▸ **TASK DIRECTIONS**
Every line with the word "text" in it should be extracted from the data that follows.

▸ **DATA SHOWN**
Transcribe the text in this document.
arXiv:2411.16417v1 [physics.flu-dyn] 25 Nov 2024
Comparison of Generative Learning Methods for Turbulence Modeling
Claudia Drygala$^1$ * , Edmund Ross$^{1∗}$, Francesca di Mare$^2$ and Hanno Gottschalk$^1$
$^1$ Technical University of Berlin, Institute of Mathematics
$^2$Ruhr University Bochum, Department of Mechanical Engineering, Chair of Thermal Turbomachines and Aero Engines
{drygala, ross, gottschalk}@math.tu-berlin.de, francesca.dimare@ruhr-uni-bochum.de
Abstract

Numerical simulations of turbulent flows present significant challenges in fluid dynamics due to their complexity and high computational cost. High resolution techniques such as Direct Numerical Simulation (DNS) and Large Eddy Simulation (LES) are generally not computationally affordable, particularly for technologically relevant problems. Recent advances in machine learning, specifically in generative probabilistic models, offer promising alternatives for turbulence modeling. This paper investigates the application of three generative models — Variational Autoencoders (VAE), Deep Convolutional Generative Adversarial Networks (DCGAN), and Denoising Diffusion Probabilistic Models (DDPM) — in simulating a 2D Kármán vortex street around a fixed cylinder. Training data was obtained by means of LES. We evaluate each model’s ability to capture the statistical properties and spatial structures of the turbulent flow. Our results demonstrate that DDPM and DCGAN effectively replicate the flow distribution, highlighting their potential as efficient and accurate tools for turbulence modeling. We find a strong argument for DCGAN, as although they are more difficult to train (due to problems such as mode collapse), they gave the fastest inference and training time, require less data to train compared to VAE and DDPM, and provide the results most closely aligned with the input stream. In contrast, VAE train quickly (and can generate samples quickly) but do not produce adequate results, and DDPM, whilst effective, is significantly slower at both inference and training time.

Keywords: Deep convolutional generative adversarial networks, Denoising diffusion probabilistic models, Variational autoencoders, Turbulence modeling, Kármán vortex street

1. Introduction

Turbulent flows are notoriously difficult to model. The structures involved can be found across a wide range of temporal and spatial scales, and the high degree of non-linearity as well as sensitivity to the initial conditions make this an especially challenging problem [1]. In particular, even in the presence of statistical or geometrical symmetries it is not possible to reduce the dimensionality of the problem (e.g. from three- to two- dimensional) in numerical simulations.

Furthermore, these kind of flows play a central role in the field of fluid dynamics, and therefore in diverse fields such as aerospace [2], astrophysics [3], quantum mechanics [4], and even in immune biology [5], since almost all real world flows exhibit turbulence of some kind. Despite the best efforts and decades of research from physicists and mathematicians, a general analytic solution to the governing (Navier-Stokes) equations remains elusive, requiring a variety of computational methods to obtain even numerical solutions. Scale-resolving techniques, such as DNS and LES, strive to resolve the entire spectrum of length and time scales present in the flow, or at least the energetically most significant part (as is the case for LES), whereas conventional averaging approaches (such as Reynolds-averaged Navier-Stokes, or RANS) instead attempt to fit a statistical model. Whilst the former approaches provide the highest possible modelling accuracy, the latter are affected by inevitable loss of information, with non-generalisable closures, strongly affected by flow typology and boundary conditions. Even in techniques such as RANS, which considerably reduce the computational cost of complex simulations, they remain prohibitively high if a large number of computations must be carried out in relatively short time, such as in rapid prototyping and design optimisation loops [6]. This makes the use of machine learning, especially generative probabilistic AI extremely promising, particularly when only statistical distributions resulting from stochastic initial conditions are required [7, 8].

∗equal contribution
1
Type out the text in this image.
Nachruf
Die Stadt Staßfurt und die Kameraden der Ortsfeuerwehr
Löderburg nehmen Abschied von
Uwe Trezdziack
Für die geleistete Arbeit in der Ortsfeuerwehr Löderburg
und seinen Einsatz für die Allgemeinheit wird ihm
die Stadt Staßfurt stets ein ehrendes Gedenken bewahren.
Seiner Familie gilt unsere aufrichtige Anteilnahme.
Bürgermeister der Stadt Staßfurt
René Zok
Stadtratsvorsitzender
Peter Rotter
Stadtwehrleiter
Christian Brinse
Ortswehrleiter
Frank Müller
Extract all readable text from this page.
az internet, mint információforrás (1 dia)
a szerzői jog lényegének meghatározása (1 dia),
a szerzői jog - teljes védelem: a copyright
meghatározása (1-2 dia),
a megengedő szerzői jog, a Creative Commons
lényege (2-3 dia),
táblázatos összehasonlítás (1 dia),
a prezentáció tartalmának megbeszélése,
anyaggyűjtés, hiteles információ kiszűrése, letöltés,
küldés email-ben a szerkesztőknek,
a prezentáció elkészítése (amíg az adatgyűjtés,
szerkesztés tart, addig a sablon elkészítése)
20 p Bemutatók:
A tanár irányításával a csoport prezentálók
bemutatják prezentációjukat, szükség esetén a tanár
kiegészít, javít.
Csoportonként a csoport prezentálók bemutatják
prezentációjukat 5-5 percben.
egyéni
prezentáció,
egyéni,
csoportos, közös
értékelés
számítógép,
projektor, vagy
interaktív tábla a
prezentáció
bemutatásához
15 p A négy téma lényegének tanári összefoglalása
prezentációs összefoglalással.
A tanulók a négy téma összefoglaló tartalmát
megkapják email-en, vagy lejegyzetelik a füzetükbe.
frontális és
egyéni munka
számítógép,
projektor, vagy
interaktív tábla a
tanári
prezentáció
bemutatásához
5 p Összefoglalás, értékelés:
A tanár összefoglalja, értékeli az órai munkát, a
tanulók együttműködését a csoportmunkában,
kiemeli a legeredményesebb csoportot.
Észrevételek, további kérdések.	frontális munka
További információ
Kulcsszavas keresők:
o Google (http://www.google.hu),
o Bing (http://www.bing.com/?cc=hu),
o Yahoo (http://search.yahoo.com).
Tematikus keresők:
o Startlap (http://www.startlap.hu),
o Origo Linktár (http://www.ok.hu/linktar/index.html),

▸ **SOLUTION TO THIS PROBLEM**
Transcribe the text in this document.
Type out the text in this image.
Extract all readable text from this page.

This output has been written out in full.